■ **REQUEST**: Find every line in the records below that holds the word "text", and copy each one.

■ **RECORDS TO USE**:
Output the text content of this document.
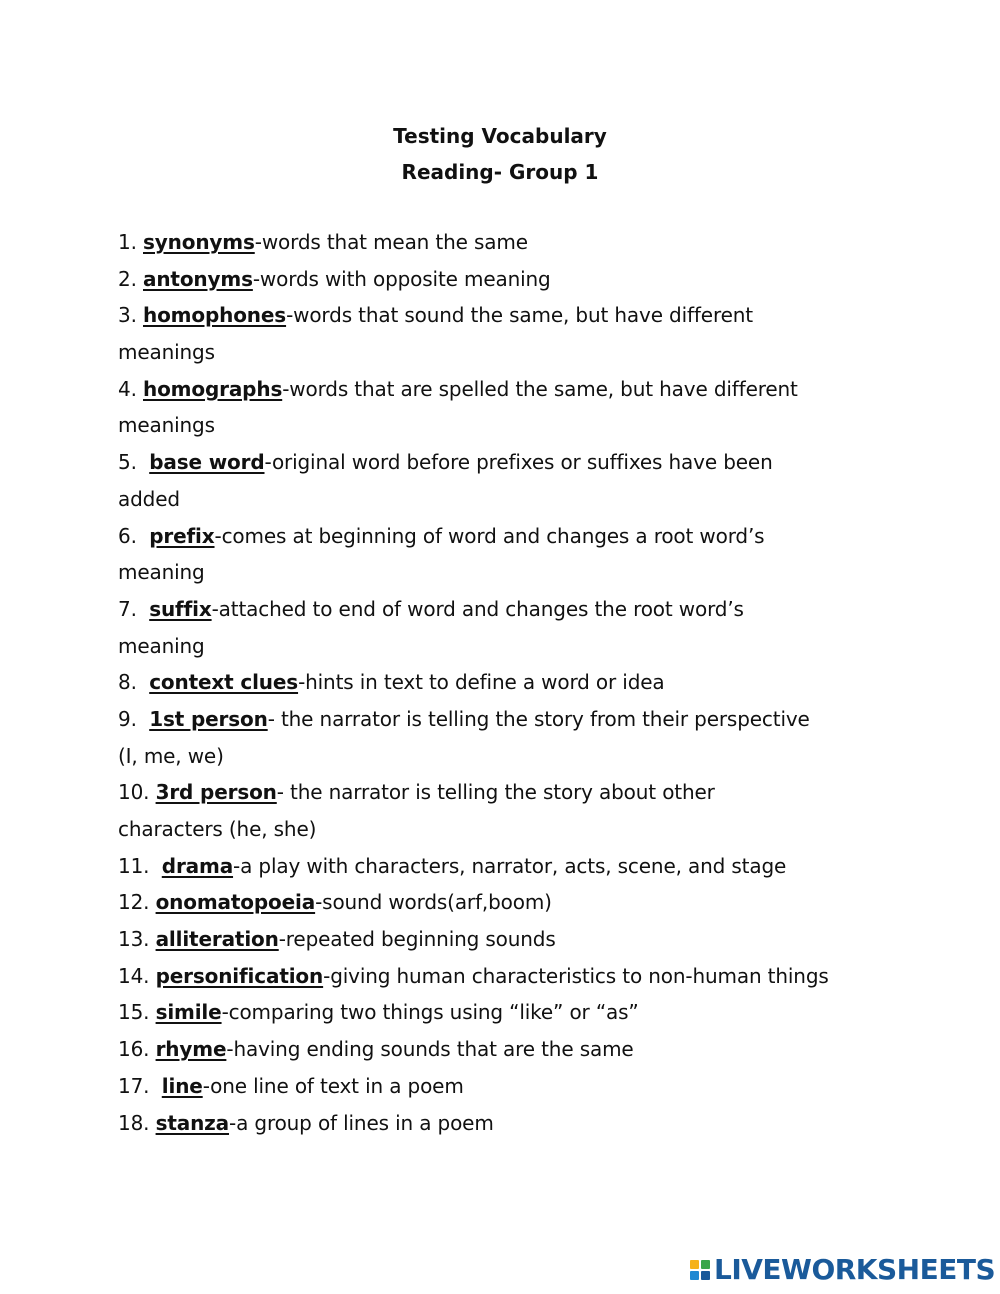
Testing Vocabulary
Reading- Group 1
1. synonyms-words that mean the same
2. antonyms-words with opposite meaning
3. homophones-words that sound the same, but have different
meanings
4. homographs-words that are spelled the same, but have different
meanings
5.  base word-original word before prefixes or suffixes have been
added
6.  prefix-comes at beginning of word and changes a root word’s
meaning
7.  suffix-attached to end of word and changes the root word’s
meaning
8.  context clues-hints in text to define a word or idea
9.  1st person- the narrator is telling the story from their perspective
(I, me, we)
10. 3rd person- the narrator is telling the story about other
characters (he, she)
11.  drama-a play with characters, narrator, acts, scene, and stage
12. onomatopoeia-sound words(arf,boom)
13. alliteration-repeated beginning sounds
14. personification-giving human characteristics to non-human things
15. simile-comparing two things using “like” or “as”
16. rhyme-having ending sounds that are the same
17.  line-one line of text in a poem
18. stanza-a group of lines in a poem
LIVEWORKSHEETS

■ **WRITTEN RESPONSE**:
Output the text content of this document.
8.  context clues-hints in text to define a word or idea
17.  line-one line of text in a poem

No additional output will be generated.